В такие моменты «все вдруг становится на свои места» (словно бы раньше кто-то соответствующими несуразностями вообще был озабочен?): сразу с предельной отчетливостью становится понятно, почему друг никогда не знакомил вас со своими «любовями», почему у мужа были постоянные «внеурочные» и «командировки», причем без дополнительной оплаты, почему, наконец, ребенок перестал справляться с домашними заданиями и пришел в прошлом месяце с разбитым носом. Раньше это вовсе не казалось странным, а сейчас моментально всё вверх дном, легкая дезориентация, «переоценка всех ценностей»… И на сцене – сияя, как всякое «прозрение», – появляется новый нарратив! Причем со всеми вытекающими отсюда последствиями, начиная, конечно, с тенденциозного видения «фактов».
Но вернемся к этой загадочной стабильности нарратива, делающей его почти неуязвимым перед лицом очевидных, казалось бы, противоречий. Да, прежде всем «фактам», которые на самом-то деле очевидно выбивались из логики действующего нарратива, всегда находилось какое-то вполне «логичное» объяснение, причем как раз изнутри самого этого нарратива: друг просто не нашел еще ту единственную, муж-бесхребетник – не может никому отказать, а тем более начальнику, ну а ребенок… он «весь в отца пошел» или, например, «у него переходный возраст».
Все эти объяснения представлялись нам абсолютно разумными, естественными, и каждое из них лишь укрепляло актуализированный в нас нарратив: «почему мой друг гетеросексуален?» – «потому что он не может найти свою единственную! не единственного же!»; «почему муж не является домой и постоянно на работе?» – «конечно, потому, что он бесхребетный и никому отказать не может! нет бы, конечно, по-другому как-то – хитростью, например, но он не умеет», а «почему у ребенка проблемы с успеваемостью?» – «ну, ясно почему – он же вылитый отец! именно поэтому! да и переходный возраст вдобавок».
Иными словами, там, где, казалось бы, мы должны были засомневаться, озадачиться и спросить себя: «А что это, собственно говоря, происходит? Почему так? Может быть, я чего-то не понимаю?» – действующий нарратив предлагал нам объяснение, которое, напротив, словно бы специально лишь усиливало его. Там, где тонко, нарратив не рвется, там он латает пробоины с удвоенной силой! Он, иными словами, ведет себя подобно живому существу – везде, где возникает риск оказаться разоблаченным, нарратив прикладывает максимум усилий, чтобы сохранить и утвердить себя. Он словно бы чувствует опасность и всячески старается предотвратить свою гибель. Но, конечно, никакой своей собственной жизненной силой наши нарративы не располагают, но живое существо действительно присутствует – то самое, что эти нарративы создает.

────────

#### Задание
Перечислите по отдельности все «логичные» объяснения «фактам», которые приводятся в абзаце отрывка о нарративе, начинающемся словами «Но вернемся к этой загадочной стабильности».

#### Извлеченные записи

────────

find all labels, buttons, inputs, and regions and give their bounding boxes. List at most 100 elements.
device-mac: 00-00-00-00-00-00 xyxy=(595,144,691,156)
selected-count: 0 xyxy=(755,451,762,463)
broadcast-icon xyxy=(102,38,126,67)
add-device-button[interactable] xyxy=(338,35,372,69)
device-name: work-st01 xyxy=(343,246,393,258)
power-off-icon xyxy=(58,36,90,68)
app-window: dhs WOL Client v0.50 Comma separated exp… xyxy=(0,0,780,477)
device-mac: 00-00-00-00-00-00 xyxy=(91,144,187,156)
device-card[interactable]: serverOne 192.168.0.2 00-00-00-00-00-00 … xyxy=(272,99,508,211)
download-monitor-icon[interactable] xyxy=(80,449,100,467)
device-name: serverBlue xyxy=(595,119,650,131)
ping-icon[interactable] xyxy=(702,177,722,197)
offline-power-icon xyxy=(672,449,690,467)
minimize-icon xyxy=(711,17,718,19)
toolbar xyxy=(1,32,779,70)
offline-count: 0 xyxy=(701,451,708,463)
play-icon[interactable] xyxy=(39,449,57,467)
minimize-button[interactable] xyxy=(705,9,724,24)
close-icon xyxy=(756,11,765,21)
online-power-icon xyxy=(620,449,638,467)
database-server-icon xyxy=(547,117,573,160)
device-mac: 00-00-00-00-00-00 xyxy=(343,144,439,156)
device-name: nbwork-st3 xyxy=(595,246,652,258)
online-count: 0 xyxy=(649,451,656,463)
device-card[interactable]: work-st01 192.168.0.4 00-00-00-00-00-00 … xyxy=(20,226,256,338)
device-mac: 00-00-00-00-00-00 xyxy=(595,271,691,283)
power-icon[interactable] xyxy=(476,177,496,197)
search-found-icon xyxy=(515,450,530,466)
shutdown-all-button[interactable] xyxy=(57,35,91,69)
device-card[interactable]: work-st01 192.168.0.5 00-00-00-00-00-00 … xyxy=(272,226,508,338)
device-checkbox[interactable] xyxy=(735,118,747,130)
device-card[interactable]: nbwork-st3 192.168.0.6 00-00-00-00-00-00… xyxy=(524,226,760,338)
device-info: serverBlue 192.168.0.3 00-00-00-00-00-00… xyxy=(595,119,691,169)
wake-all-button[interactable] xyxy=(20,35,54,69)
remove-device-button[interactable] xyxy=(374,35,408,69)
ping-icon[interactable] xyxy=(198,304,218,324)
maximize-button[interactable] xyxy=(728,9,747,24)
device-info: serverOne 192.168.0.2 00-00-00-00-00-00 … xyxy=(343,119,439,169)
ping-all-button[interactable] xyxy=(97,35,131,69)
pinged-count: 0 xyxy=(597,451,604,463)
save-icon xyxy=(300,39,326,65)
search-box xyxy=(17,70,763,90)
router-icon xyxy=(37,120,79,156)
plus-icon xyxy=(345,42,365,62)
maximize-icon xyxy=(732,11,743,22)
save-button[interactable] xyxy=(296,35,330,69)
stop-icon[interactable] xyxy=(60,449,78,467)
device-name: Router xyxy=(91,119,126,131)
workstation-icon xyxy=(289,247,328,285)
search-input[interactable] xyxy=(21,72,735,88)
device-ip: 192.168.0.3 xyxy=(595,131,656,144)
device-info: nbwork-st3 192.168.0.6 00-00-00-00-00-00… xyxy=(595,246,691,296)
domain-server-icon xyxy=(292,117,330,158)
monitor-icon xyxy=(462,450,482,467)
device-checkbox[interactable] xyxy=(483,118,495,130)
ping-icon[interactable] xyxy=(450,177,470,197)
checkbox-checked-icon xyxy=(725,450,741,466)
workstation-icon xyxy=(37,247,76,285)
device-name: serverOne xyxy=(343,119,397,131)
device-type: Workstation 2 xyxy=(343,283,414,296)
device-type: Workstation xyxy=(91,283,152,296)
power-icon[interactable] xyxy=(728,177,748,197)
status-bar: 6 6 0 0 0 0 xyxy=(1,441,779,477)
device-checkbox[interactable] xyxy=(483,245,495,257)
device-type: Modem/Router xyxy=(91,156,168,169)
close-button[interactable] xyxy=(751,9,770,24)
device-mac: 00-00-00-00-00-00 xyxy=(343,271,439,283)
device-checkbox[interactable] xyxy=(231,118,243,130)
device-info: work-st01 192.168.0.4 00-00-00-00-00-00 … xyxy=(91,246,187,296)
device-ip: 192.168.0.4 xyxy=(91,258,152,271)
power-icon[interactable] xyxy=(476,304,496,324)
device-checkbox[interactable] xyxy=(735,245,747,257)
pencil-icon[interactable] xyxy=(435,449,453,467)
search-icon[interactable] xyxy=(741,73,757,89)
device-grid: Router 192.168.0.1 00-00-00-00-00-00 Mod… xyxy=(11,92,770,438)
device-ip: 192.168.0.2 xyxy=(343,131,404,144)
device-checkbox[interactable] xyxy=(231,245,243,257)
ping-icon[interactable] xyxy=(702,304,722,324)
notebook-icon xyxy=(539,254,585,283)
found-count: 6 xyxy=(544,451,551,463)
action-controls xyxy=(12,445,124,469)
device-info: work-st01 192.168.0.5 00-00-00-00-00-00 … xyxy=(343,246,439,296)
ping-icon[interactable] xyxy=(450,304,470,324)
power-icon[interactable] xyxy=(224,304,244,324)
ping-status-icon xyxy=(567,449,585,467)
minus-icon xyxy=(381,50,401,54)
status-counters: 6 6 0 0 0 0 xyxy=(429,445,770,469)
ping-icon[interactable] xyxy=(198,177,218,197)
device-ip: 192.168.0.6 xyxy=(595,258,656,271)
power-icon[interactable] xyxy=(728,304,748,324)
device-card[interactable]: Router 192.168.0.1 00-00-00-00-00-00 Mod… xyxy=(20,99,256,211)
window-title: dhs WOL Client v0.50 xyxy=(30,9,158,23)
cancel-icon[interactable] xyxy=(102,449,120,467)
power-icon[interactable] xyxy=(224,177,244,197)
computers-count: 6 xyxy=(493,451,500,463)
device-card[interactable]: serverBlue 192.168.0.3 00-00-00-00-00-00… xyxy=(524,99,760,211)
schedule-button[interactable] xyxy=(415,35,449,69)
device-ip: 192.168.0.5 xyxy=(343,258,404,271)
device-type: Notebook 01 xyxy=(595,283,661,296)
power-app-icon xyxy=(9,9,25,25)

────────

#### Ответ к заданию
- Друг просто не нашел еще ту единственную.
- Муж-бесхребетник не может никому отказать, а тем более начальнику.
- Ребенок «весь в отца пошел».
- У ребенка «переходный возраст».